**WHAT IS ASKED:** Go through the entries below and copy each line containing the word "label".

--------------------

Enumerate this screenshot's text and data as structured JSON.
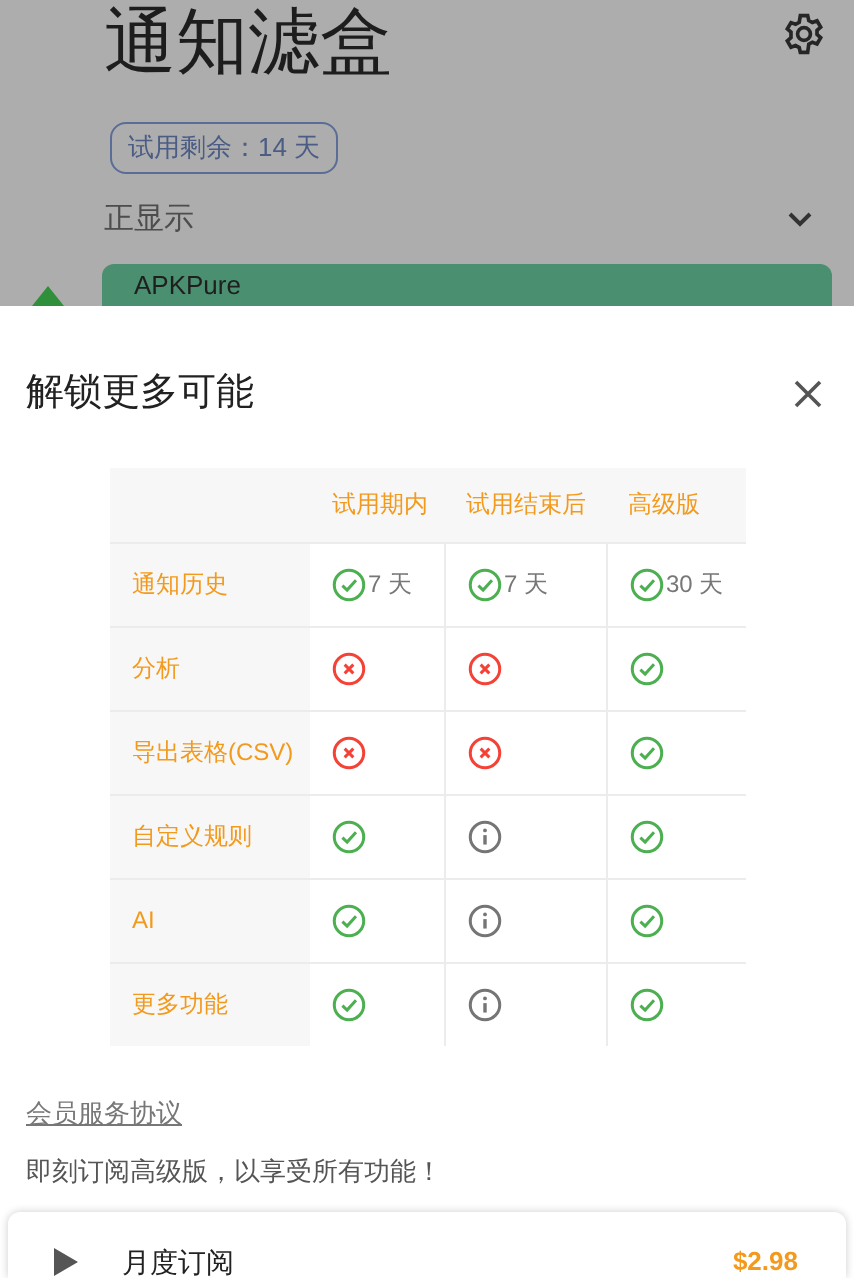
{
  "background": {
    "title": "通知滤盒",
    "trial_badge": "试用剩余：14 天",
    "section": {
      "label": "正显示",
      "expanded": false
    },
    "app_card": {
      "name": "APKPure"
    }
  },
  "sheet": {
    "title": "解锁更多可能",
    "table": {
      "columns": [
        "试用期内",
        "试用结束后",
        "高级版"
      ],
      "rows": [
        {
          "label": "通知历史",
          "cells": [
            {
              "kind": "yes",
              "text": "7 天"
            },
            {
              "kind": "yes",
              "text": "7 天"
            },
            {
              "kind": "yes",
              "text": "30 天"
            }
          ]
        },
        {
          "label": "分析",
          "cells": [
            {
              "kind": "no"
            },
            {
              "kind": "no"
            },
            {
              "kind": "yes"
            }
          ]
        },
        {
          "label": "导出表格(CSV)",
          "cells": [
            {
              "kind": "no"
            },
            {
              "kind": "no"
            },
            {
              "kind": "yes"
            }
          ]
        },
        {
          "label": "自定义规则",
          "cells": [
            {
              "kind": "yes"
            },
            {
              "kind": "info"
            },
            {
              "kind": "yes"
            }
          ]
        },
        {
          "label": "AI",
          "cells": [
            {
              "kind": "yes"
            },
            {
              "kind": "info"
            },
            {
              "kind": "yes"
            }
          ]
        },
        {
          "label": "更多功能",
          "cells": [
            {
              "kind": "yes"
            },
            {
              "kind": "info"
            },
            {
              "kind": "yes"
            }
          ]
        }
      ]
    },
    "agreement_link": "会员服务协议",
    "pitch": "即刻订阅高级版，以享受所有功能！",
    "plan": {
      "name": "月度订阅",
      "price": "$2.98"
    }
  }
}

--------------------

**RESULT OF THIS TASK:**
      "label": "正显示",
          "label": "通知历史",
          "label": "分析",
          "label": "导出表格(CSV)",
          "label": "自定义规则",
          "label": "AI",
          "label": "更多功能",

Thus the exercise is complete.